▼▼▼

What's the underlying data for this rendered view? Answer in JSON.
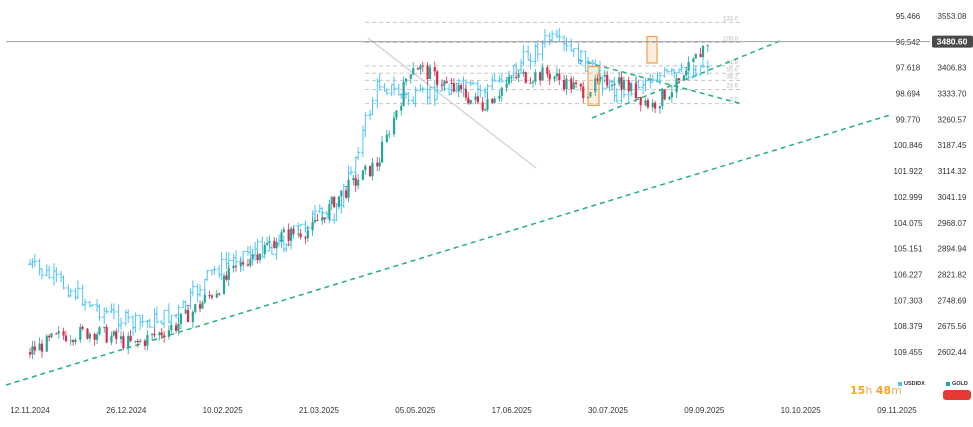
{
  "chart_data": {
    "type": "line",
    "title": "",
    "series": [
      {
        "name": "USDIDX",
        "axis": "left",
        "inverted": true,
        "style": "bars",
        "x": [
          "2024-11-12",
          "2024-11-26",
          "2024-12-10",
          "2024-12-26",
          "2025-01-13",
          "2025-01-28",
          "2025-02-10",
          "2025-02-25",
          "2025-03-10",
          "2025-03-21",
          "2025-04-07",
          "2025-04-21",
          "2025-05-05",
          "2025-05-20",
          "2025-06-03",
          "2025-06-17",
          "2025-07-01",
          "2025-07-15",
          "2025-07-30",
          "2025-08-12",
          "2025-08-22"
        ],
        "values": [
          105.8,
          106.6,
          107.6,
          108.3,
          107.9,
          106.1,
          105.3,
          105.0,
          103.9,
          103.6,
          98.2,
          99.0,
          98.4,
          98.6,
          97.6,
          96.4,
          97.3,
          98.7,
          98.0,
          97.9,
          97.4
        ]
      },
      {
        "name": "GOLD",
        "axis": "right",
        "style": "candles",
        "x": [
          "2024-11-12",
          "2024-11-26",
          "2024-12-10",
          "2024-12-26",
          "2025-01-13",
          "2025-01-28",
          "2025-02-10",
          "2025-02-25",
          "2025-03-10",
          "2025-03-21",
          "2025-04-07",
          "2025-04-21",
          "2025-05-05",
          "2025-05-20",
          "2025-06-03",
          "2025-06-17",
          "2025-07-01",
          "2025-07-15",
          "2025-07-30",
          "2025-08-12",
          "2025-08-22"
        ],
        "values": [
          2602,
          2650,
          2660,
          2622,
          2680,
          2770,
          2860,
          2930,
          2950,
          3040,
          3140,
          3420,
          3360,
          3300,
          3380,
          3390,
          3340,
          3380,
          3300,
          3370,
          3480.6
        ]
      }
    ],
    "left_axis": {
      "label": "USDIDX",
      "inverted": true,
      "ticks": [
        "95.466",
        "96.542",
        "97.618",
        "98.694",
        "99.770",
        "100.846",
        "101.922",
        "102.999",
        "104.075",
        "105.151",
        "106.227",
        "107.303",
        "108.379",
        "109.455"
      ],
      "ylim": [
        95.466,
        109.455
      ]
    },
    "right_axis": {
      "label": "GOLD",
      "ticks": [
        "3553.08",
        "3480.60",
        "3406.83",
        "3333.70",
        "3260.57",
        "3187.45",
        "3114.32",
        "3041.19",
        "2968.07",
        "2894.94",
        "2821.82",
        "2748.69",
        "2675.56",
        "2602.44"
      ],
      "ylim": [
        2602.44,
        3553.08
      ]
    },
    "x_ticks": [
      "12.11.2024",
      "26.12.2024",
      "10.02.2025",
      "21.03.2025",
      "05.05.2025",
      "17.06.2025",
      "30.07.2025",
      "09.09.2025",
      "10.10.2025",
      "09.11.2025"
    ],
    "current_price": "3480.60",
    "fib_levels": [
      {
        "label": "133.0",
        "price": 3535
      },
      {
        "label": "100.0",
        "price": 3478
      },
      {
        "label": "61.8",
        "price": 3412
      },
      {
        "label": "50.0",
        "price": 3391
      },
      {
        "label": "38.2",
        "price": 3371
      },
      {
        "label": "23.6",
        "price": 3345
      },
      {
        "label": "0.0",
        "price": 3305
      }
    ],
    "grid": false
  },
  "countdown": {
    "hours": "15",
    "hours_unit": "h",
    "minutes": "48",
    "minutes_unit": "m"
  },
  "legend": [
    {
      "name": "USDIDX",
      "color": "#4fc3f7"
    },
    {
      "name": "GOLD",
      "color": "#26a69a"
    }
  ],
  "colors": {
    "usd": "#4fc3f7",
    "up": "#26a69a",
    "down": "#d32f4a",
    "trend": "#26b07a",
    "fib": "#c8c8c8",
    "box": "#f0a050",
    "price_line": "#9aa0a6",
    "price_tag": "#4a4a4a",
    "gold_button": "#e53935"
  }
}
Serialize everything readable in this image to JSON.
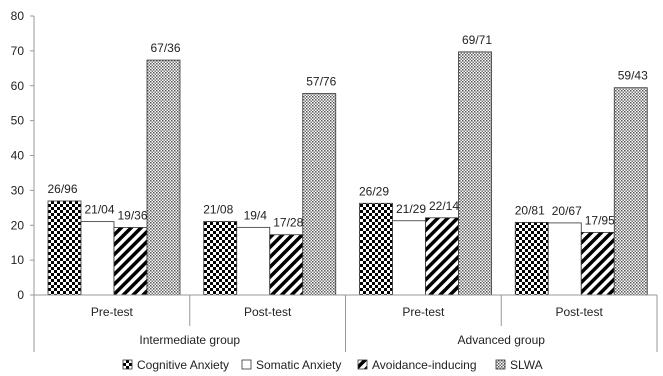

▲▲▲

→ What you have to do: From the listing above, find the number of lines with the word "JSON" in them. Answer with the number only.

→ Correct answer: 2